Directions for this task:
From the entries that follow, gather each line holding the word "which".

** Start of Record list **

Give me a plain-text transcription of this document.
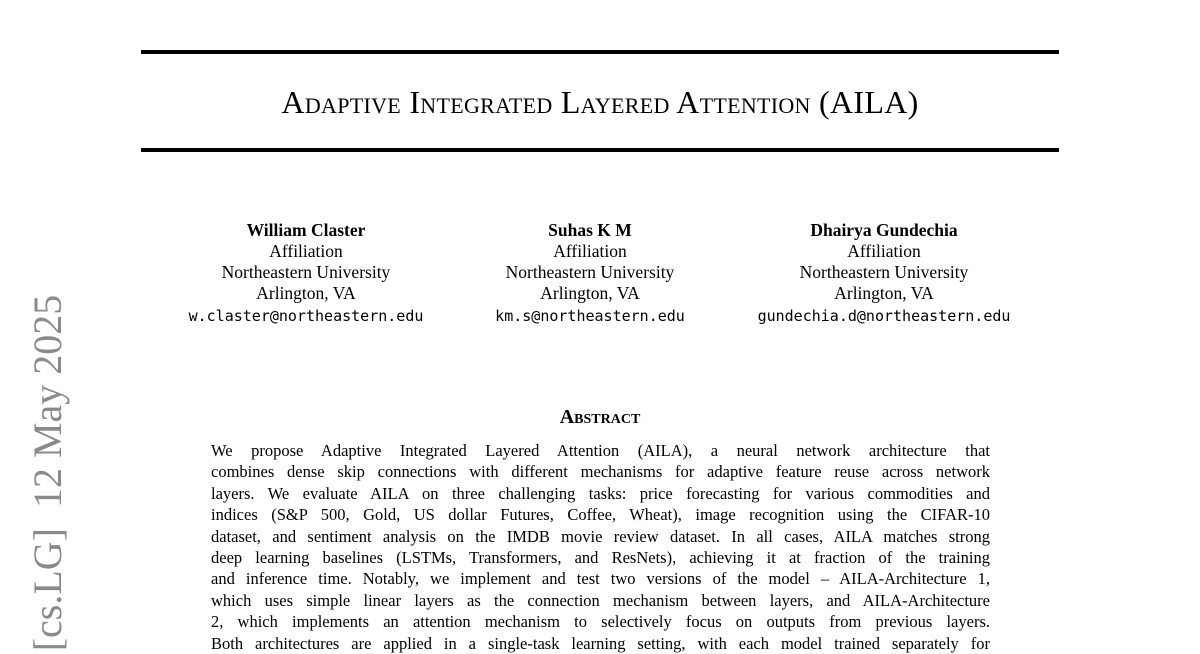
Adaptive Integrated Layered Attention (AILA)
William Claster
Affiliation
Northeastern University
Arlington, VA
w.claster@northeastern.edu
Suhas K M
Affiliation
Northeastern University
Arlington, VA
km.s@northeastern.edu
Dhairya Gundechia
Affiliation
Northeastern University
Arlington, VA
gundechia.d@northeastern.edu
Abstract
We propose Adaptive Integrated Layered Attention (AILA), a neural network architecture that
combines dense skip connections with different mechanisms for adaptive feature reuse across network
layers. We evaluate AILA on three challenging tasks: price forecasting for various commodities and
indices (S&P 500, Gold, US dollar Futures, Coffee, Wheat), image recognition using the CIFAR-10
dataset, and sentiment analysis on the IMDB movie review dataset. In all cases, AILA matches strong
deep learning baselines (LSTMs, Transformers, and ResNets), achieving it at fraction of the training
and inference time. Notably, we implement and test two versions of the model – AILA-Architecture 1,
which uses simple linear layers as the connection mechanism between layers, and AILA-Architecture
2, which implements an attention mechanism to selectively focus on outputs from previous layers.
Both architectures are applied in a single-task learning setting, with each model trained separately for
[cs.LG]  12 May 2025
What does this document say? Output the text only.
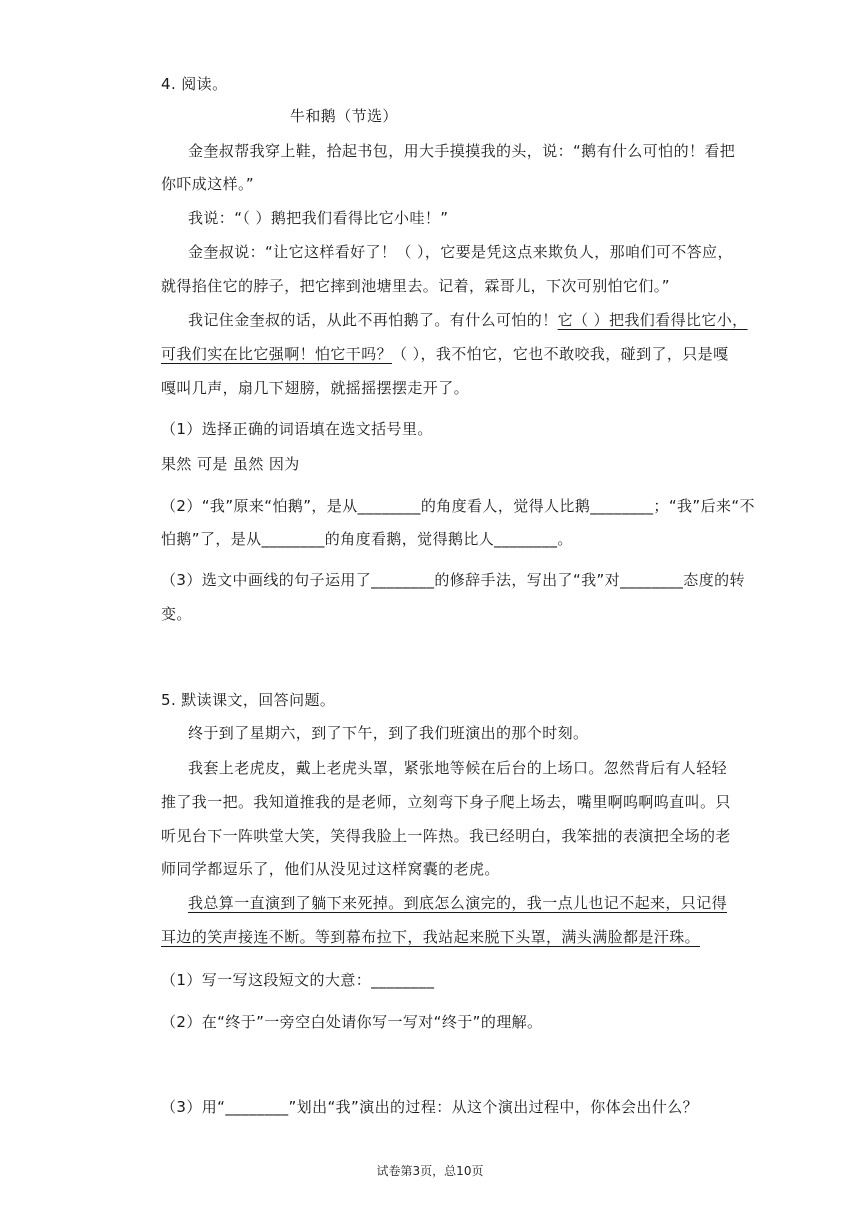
4. 阅读。
牛和鹅（节选）
金奎叔帮我穿上鞋，拾起书包，用大手摸摸我的头，说：“鹅有什么可怕的！看把
你吓成这样。”
我说：“（ ）鹅把我们看得比它小哇！”
金奎叔说：“让它这样看好了！（ ），它要是凭这点来欺负人，那咱们可不答应，
就得掐住它的脖子，把它摔到池塘里去。记着，霖哥儿，下次可别怕它们。”
我记住金奎叔的话，从此不再怕鹅了。有什么可怕的！它（ ）把我们看得比它小，
可我们实在比它强啊！怕它干吗？（ ），我不怕它，它也不敢咬我，碰到了，只是嘎
嘎叫几声，扇几下翅膀，就摇摇摆摆走开了。
（1）选择正确的词语填在选文括号里。
果然 可是 虽然 因为
（2）“我”原来“怕鹅”，是从________的角度看人，觉得人比鹅________；“我”后来“不
怕鹅”了，是从________的角度看鹅，觉得鹅比人________。
（3）选文中画线的句子运用了________的修辞手法，写出了“我”对________态度的转
变。
5. 默读课文，回答问题。
终于到了星期六，到了下午，到了我们班演出的那个时刻。
我套上老虎皮，戴上老虎头罩，紧张地等候在后台的上场口。忽然背后有人轻轻
推了我一把。我知道推我的是老师，立刻弯下身子爬上场去，嘴里啊呜啊呜直叫。只
听见台下一阵哄堂大笑，笑得我脸上一阵热。我已经明白，我笨拙的表演把全场的老
师同学都逗乐了，他们从没见过这样窝囊的老虎。
我总算一直演到了躺下来死掉。到底怎么演完的，我一点儿也记不起来，只记得
耳边的笑声接连不断。等到幕布拉下，我站起来脱下头罩，满头满脸都是汗珠。
（1）写一写这段短文的大意：________
（2）在“终于”一旁空白处请你写一写对“终于”的理解。
（3）用“________”划出“我”演出的过程：从这个演出过程中，你体会出什么？
试卷第3页，总10页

** End of Record list **

Reply:
which uses simple linear layers as the connection mechanism between layers, and AILA-Architecture
2, which implements an attention mechanism to selectively focus on outputs from previous layers.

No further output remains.